### [Instructions to follow]
Below are the records. List every line holding the word "SRMTID".

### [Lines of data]
※

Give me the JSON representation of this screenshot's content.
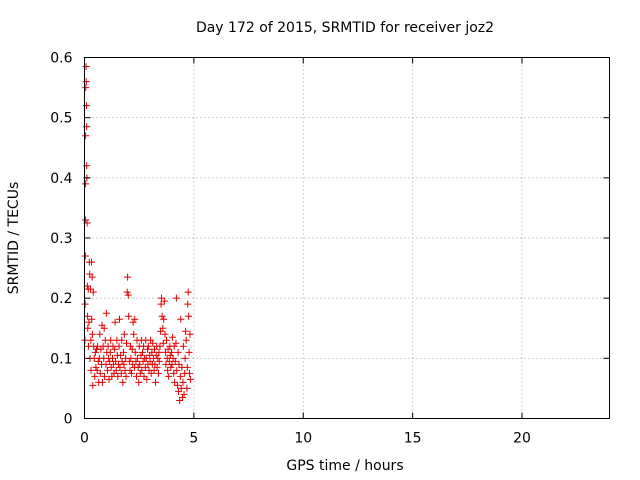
{
  "chart_data": {
    "type": "scatter",
    "title": "Day 172 of 2015, SRMTID for receiver joz2",
    "xlabel": "GPS time / hours",
    "ylabel": "SRMTID / TECUs",
    "xlim": [
      0,
      24
    ],
    "ylim": [
      0,
      0.6
    ],
    "x_ticks": [
      0,
      5,
      10,
      15,
      20
    ],
    "x_tick_labels": [
      "0",
      "5",
      "10",
      "15",
      "20"
    ],
    "y_ticks": [
      0,
      0.1,
      0.2,
      0.3,
      0.4,
      0.5,
      0.6
    ],
    "y_tick_labels": [
      "0",
      "0.1",
      "0.2",
      "0.3",
      "0.4",
      "0.5",
      "0.6"
    ],
    "grid": true,
    "marker": "plus",
    "color": "#e00000",
    "series": [
      {
        "name": "SRMTID",
        "points": [
          [
            0.02,
            0.13
          ],
          [
            0.03,
            0.19
          ],
          [
            0.04,
            0.27
          ],
          [
            0.05,
            0.33
          ],
          [
            0.05,
            0.39
          ],
          [
            0.05,
            0.47
          ],
          [
            0.06,
            0.55
          ],
          [
            0.07,
            0.585
          ],
          [
            0.08,
            0.56
          ],
          [
            0.09,
            0.52
          ],
          [
            0.1,
            0.485
          ],
          [
            0.1,
            0.42
          ],
          [
            0.11,
            0.4
          ],
          [
            0.12,
            0.325
          ],
          [
            0.13,
            0.22
          ],
          [
            0.14,
            0.17
          ],
          [
            0.15,
            0.15
          ],
          [
            0.17,
            0.215
          ],
          [
            0.18,
            0.12
          ],
          [
            0.2,
            0.16
          ],
          [
            0.22,
            0.26
          ],
          [
            0.24,
            0.24
          ],
          [
            0.25,
            0.1
          ],
          [
            0.27,
            0.215
          ],
          [
            0.29,
            0.13
          ],
          [
            0.3,
            0.08
          ],
          [
            0.32,
            0.26
          ],
          [
            0.33,
            0.165
          ],
          [
            0.35,
            0.235
          ],
          [
            0.36,
            0.14
          ],
          [
            0.38,
            0.055
          ],
          [
            0.4,
            0.21
          ],
          [
            0.42,
            0.12
          ],
          [
            0.45,
            0.1
          ],
          [
            0.47,
            0.07
          ],
          [
            0.5,
            0.11
          ],
          [
            0.52,
            0.085
          ],
          [
            0.55,
            0.115
          ],
          [
            0.58,
            0.08
          ],
          [
            0.6,
            0.12
          ],
          [
            0.63,
            0.095
          ],
          [
            0.65,
            0.06
          ],
          [
            0.68,
            0.1
          ],
          [
            0.7,
            0.14
          ],
          [
            0.72,
            0.075
          ],
          [
            0.75,
            0.115
          ],
          [
            0.78,
            0.09
          ],
          [
            0.8,
            0.155
          ],
          [
            0.82,
            0.06
          ],
          [
            0.85,
            0.12
          ],
          [
            0.88,
            0.1
          ],
          [
            0.9,
            0.15
          ],
          [
            0.92,
            0.07
          ],
          [
            0.95,
            0.13
          ],
          [
            0.98,
            0.09
          ],
          [
            1.0,
            0.175
          ],
          [
            1.02,
            0.11
          ],
          [
            1.05,
            0.08
          ],
          [
            1.08,
            0.12
          ],
          [
            1.1,
            0.1
          ],
          [
            1.12,
            0.065
          ],
          [
            1.15,
            0.095
          ],
          [
            1.18,
            0.11
          ],
          [
            1.2,
            0.13
          ],
          [
            1.22,
            0.085
          ],
          [
            1.25,
            0.07
          ],
          [
            1.28,
            0.1
          ],
          [
            1.3,
            0.12
          ],
          [
            1.32,
            0.09
          ],
          [
            1.35,
            0.075
          ],
          [
            1.38,
            0.115
          ],
          [
            1.4,
            0.16
          ],
          [
            1.42,
            0.095
          ],
          [
            1.45,
            0.08
          ],
          [
            1.48,
            0.13
          ],
          [
            1.5,
            0.105
          ],
          [
            1.52,
            0.07
          ],
          [
            1.55,
            0.09
          ],
          [
            1.58,
            0.12
          ],
          [
            1.6,
            0.165
          ],
          [
            1.62,
            0.085
          ],
          [
            1.65,
            0.105
          ],
          [
            1.68,
            0.075
          ],
          [
            1.7,
            0.13
          ],
          [
            1.72,
            0.095
          ],
          [
            1.75,
            0.06
          ],
          [
            1.78,
            0.11
          ],
          [
            1.8,
            0.09
          ],
          [
            1.82,
            0.14
          ],
          [
            1.85,
            0.08
          ],
          [
            1.88,
            0.1
          ],
          [
            1.9,
            0.07
          ],
          [
            1.92,
            0.125
          ],
          [
            1.95,
            0.21
          ],
          [
            1.97,
            0.235
          ],
          [
            2.0,
            0.205
          ],
          [
            2.02,
            0.17
          ],
          [
            2.05,
            0.095
          ],
          [
            2.08,
            0.08
          ],
          [
            2.1,
            0.12
          ],
          [
            2.12,
            0.1
          ],
          [
            2.15,
            0.075
          ],
          [
            2.18,
            0.115
          ],
          [
            2.2,
            0.09
          ],
          [
            2.22,
            0.16
          ],
          [
            2.25,
            0.14
          ],
          [
            2.28,
            0.085
          ],
          [
            2.3,
            0.165
          ],
          [
            2.32,
            0.11
          ],
          [
            2.35,
            0.095
          ],
          [
            2.38,
            0.07
          ],
          [
            2.4,
            0.13
          ],
          [
            2.42,
            0.1
          ],
          [
            2.45,
            0.085
          ],
          [
            2.48,
            0.06
          ],
          [
            2.5,
            0.12
          ],
          [
            2.52,
            0.09
          ],
          [
            2.55,
            0.075
          ],
          [
            2.58,
            0.105
          ],
          [
            2.6,
            0.13
          ],
          [
            2.62,
            0.08
          ],
          [
            2.65,
            0.11
          ],
          [
            2.68,
            0.095
          ],
          [
            2.7,
            0.12
          ],
          [
            2.72,
            0.07
          ],
          [
            2.75,
            0.1
          ],
          [
            2.78,
            0.085
          ],
          [
            2.8,
            0.13
          ],
          [
            2.82,
            0.1
          ],
          [
            2.85,
            0.065
          ],
          [
            2.88,
            0.115
          ],
          [
            2.9,
            0.09
          ],
          [
            2.92,
            0.12
          ],
          [
            2.95,
            0.08
          ],
          [
            2.98,
            0.105
          ],
          [
            3.0,
            0.095
          ],
          [
            3.02,
            0.13
          ],
          [
            3.05,
            0.075
          ],
          [
            3.08,
            0.11
          ],
          [
            3.1,
            0.09
          ],
          [
            3.12,
            0.125
          ],
          [
            3.15,
            0.1
          ],
          [
            3.18,
            0.08
          ],
          [
            3.2,
            0.115
          ],
          [
            3.22,
            0.09
          ],
          [
            3.25,
            0.06
          ],
          [
            3.28,
            0.105
          ],
          [
            3.3,
            0.12
          ],
          [
            3.32,
            0.085
          ],
          [
            3.35,
            0.1
          ],
          [
            3.38,
            0.075
          ],
          [
            3.4,
            0.11
          ],
          [
            3.42,
            0.095
          ],
          [
            3.45,
            0.12
          ],
          [
            3.48,
            0.145
          ],
          [
            3.5,
            0.19
          ],
          [
            3.52,
            0.2
          ],
          [
            3.55,
            0.17
          ],
          [
            3.58,
            0.15
          ],
          [
            3.6,
            0.125
          ],
          [
            3.62,
            0.165
          ],
          [
            3.65,
            0.195
          ],
          [
            3.68,
            0.14
          ],
          [
            3.7,
            0.11
          ],
          [
            3.72,
            0.09
          ],
          [
            3.75,
            0.13
          ],
          [
            3.78,
            0.1
          ],
          [
            3.8,
            0.08
          ],
          [
            3.82,
            0.115
          ],
          [
            3.85,
            0.07
          ],
          [
            3.88,
            0.095
          ],
          [
            3.9,
            0.12
          ],
          [
            3.92,
            0.105
          ],
          [
            3.95,
            0.085
          ],
          [
            3.98,
            0.11
          ],
          [
            4.0,
            0.09
          ],
          [
            4.02,
            0.135
          ],
          [
            4.05,
            0.1
          ],
          [
            4.08,
            0.075
          ],
          [
            4.1,
            0.12
          ],
          [
            4.12,
            0.06
          ],
          [
            4.15,
            0.095
          ],
          [
            4.18,
            0.125
          ],
          [
            4.2,
            0.2
          ],
          [
            4.22,
            0.08
          ],
          [
            4.25,
            0.055
          ],
          [
            4.28,
            0.11
          ],
          [
            4.3,
            0.045
          ],
          [
            4.32,
            0.09
          ],
          [
            4.35,
            0.03
          ],
          [
            4.38,
            0.07
          ],
          [
            4.4,
            0.165
          ],
          [
            4.42,
            0.05
          ],
          [
            4.45,
            0.085
          ],
          [
            4.48,
            0.035
          ],
          [
            4.5,
            0.06
          ],
          [
            4.52,
            0.12
          ],
          [
            4.55,
            0.04
          ],
          [
            4.58,
            0.075
          ],
          [
            4.6,
            0.1
          ],
          [
            4.62,
            0.145
          ],
          [
            4.65,
            0.13
          ],
          [
            4.68,
            0.05
          ],
          [
            4.7,
            0.085
          ],
          [
            4.72,
            0.19
          ],
          [
            4.74,
            0.21
          ],
          [
            4.76,
            0.17
          ],
          [
            4.78,
            0.11
          ],
          [
            4.8,
            0.075
          ],
          [
            4.82,
            0.14
          ],
          [
            4.84,
            0.065
          ]
        ]
      }
    ]
  }
}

※

### [Task answer]
    "title": "Day 172 of 2015, SRMTID for receiver joz2",
    "ylabel": "SRMTID / TECUs",
        "name": "SRMTID",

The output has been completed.